Your instructions
Give an exact transcription of every line, dropping the images.
## start Provided information
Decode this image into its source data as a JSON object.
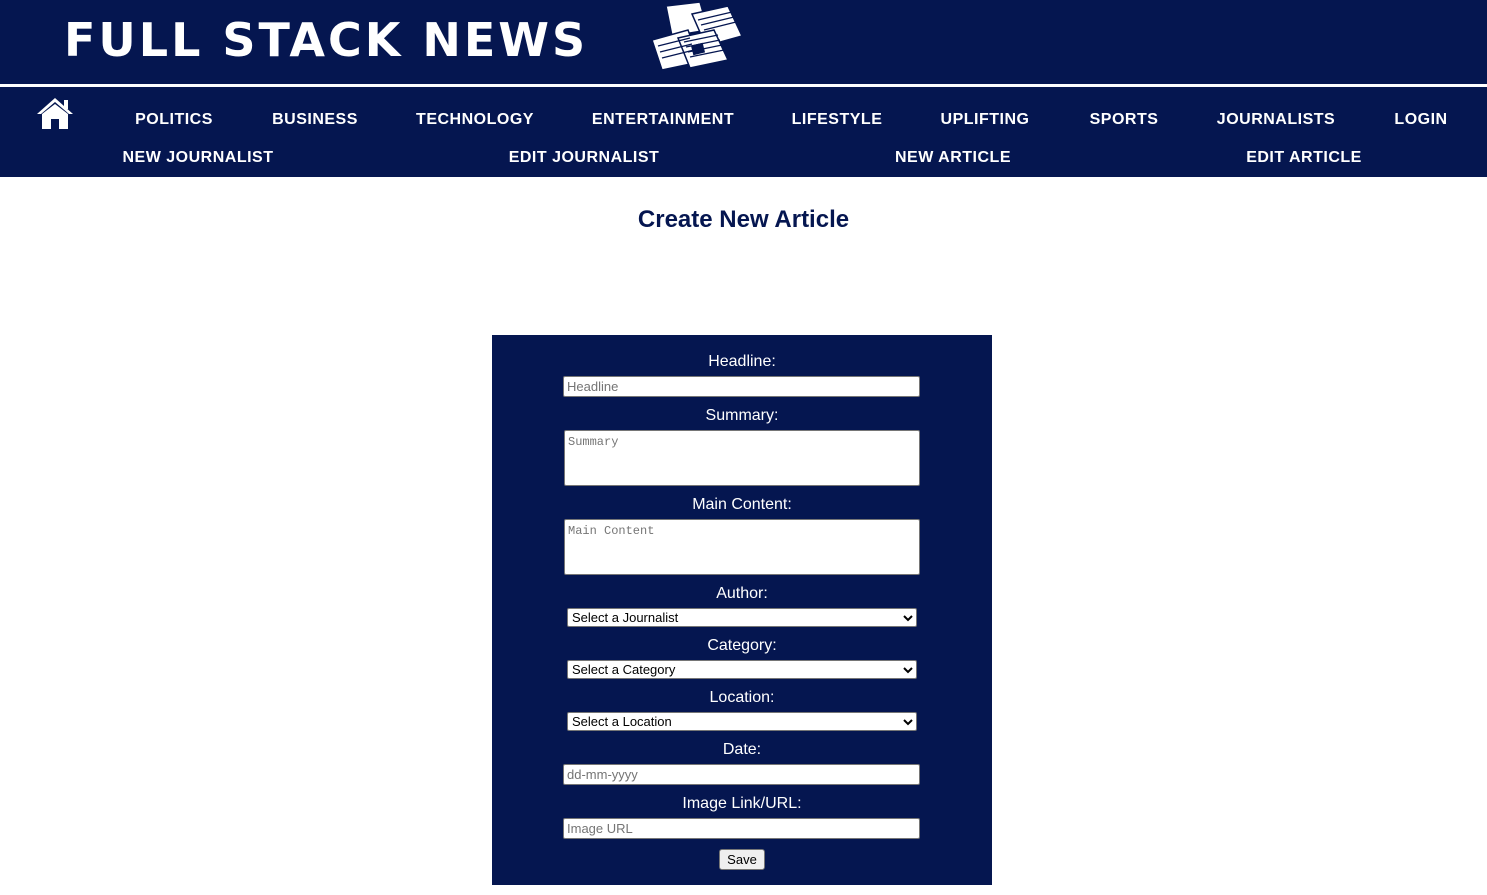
{
  "brand": {
    "title": "FULL STACK NEWS",
    "logo_icon": "newspapers-icon"
  },
  "colors": {
    "navy": "#051650",
    "white": "#ffffff"
  },
  "nav": {
    "home_icon": "home-icon",
    "row1": [
      {
        "id": "politics",
        "label": "POLITICS"
      },
      {
        "id": "business",
        "label": "BUSINESS"
      },
      {
        "id": "technology",
        "label": "TECHNOLOGY"
      },
      {
        "id": "entertainment",
        "label": "ENTERTAINMENT"
      },
      {
        "id": "lifestyle",
        "label": "LIFESTYLE"
      },
      {
        "id": "uplifting",
        "label": "UPLIFTING"
      },
      {
        "id": "sports",
        "label": "SPORTS"
      },
      {
        "id": "journalists",
        "label": "JOURNALISTS"
      },
      {
        "id": "login",
        "label": "LOGIN"
      }
    ],
    "row2": [
      {
        "id": "new-journalist",
        "label": "NEW JOURNALIST"
      },
      {
        "id": "edit-journalist",
        "label": "EDIT JOURNALIST"
      },
      {
        "id": "new-article",
        "label": "NEW ARTICLE"
      },
      {
        "id": "edit-article",
        "label": "EDIT ARTICLE"
      }
    ]
  },
  "page": {
    "title": "Create New Article"
  },
  "form": {
    "headline": {
      "label": "Headline:",
      "placeholder": "Headline",
      "value": ""
    },
    "summary": {
      "label": "Summary:",
      "placeholder": "Summary",
      "value": ""
    },
    "main_content": {
      "label": "Main Content:",
      "placeholder": "Main Content",
      "value": ""
    },
    "author": {
      "label": "Author:",
      "selected": "Select a Journalist"
    },
    "category": {
      "label": "Category:",
      "selected": "Select a Category"
    },
    "location": {
      "label": "Location:",
      "selected": "Select a Location"
    },
    "date": {
      "label": "Date:",
      "placeholder": "dd-mm-yyyy",
      "value": ""
    },
    "image_url": {
      "label": "Image Link/URL:",
      "placeholder": "Image URL",
      "value": ""
    },
    "save_label": "Save"
  }
}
## end Provided information
Exercise answer
Decode this image into its source data as a JSON object.
{
  "brand": {
    "title": "FULL STACK NEWS",
    "logo_icon": "newspapers-icon"
  },
  "colors": {
    "navy": "#051650",
    "white": "#ffffff"
  },
  "nav": {
    "home_icon": "home-icon",
    "row1": [
      {
        "id": "politics",
        "label": "POLITICS"
      },
      {
        "id": "business",
        "label": "BUSINESS"
      },
      {
        "id": "technology",
        "label": "TECHNOLOGY"
      },
      {
        "id": "entertainment",
        "label": "ENTERTAINMENT"
      },
      {
        "id": "lifestyle",
        "label": "LIFESTYLE"
      },
      {
        "id": "uplifting",
        "label": "UPLIFTING"
      },
      {
        "id": "sports",
        "label": "SPORTS"
      },
      {
        "id": "journalists",
        "label": "JOURNALISTS"
      },
      {
        "id": "login",
        "label": "LOGIN"
      }
    ],
    "row2": [
      {
        "id": "new-journalist",
        "label": "NEW JOURNALIST"
      },
      {
        "id": "edit-journalist",
        "label": "EDIT JOURNALIST"
      },
      {
        "id": "new-article",
        "label": "NEW ARTICLE"
      },
      {
        "id": "edit-article",
        "label": "EDIT ARTICLE"
      }
    ]
  },
  "page": {
    "title": "Create New Article"
  },
  "form": {
    "headline": {
      "label": "Headline:",
      "placeholder": "Headline",
      "value": ""
    },
    "summary": {
      "label": "Summary:",
      "placeholder": "Summary",
      "value": ""
    },
    "main_content": {
      "label": "Main Content:",
      "placeholder": "Main Content",
      "value": ""
    },
    "author": {
      "label": "Author:",
      "selected": "Select a Journalist"
    },
    "category": {
      "label": "Category:",
      "selected": "Select a Category"
    },
    "location": {
      "label": "Location:",
      "selected": "Select a Location"
    },
    "date": {
      "label": "Date:",
      "placeholder": "dd-mm-yyyy",
      "value": ""
    },
    "image_url": {
      "label": "Image Link/URL:",
      "placeholder": "Image URL",
      "value": ""
    },
    "save_label": "Save"
  }
}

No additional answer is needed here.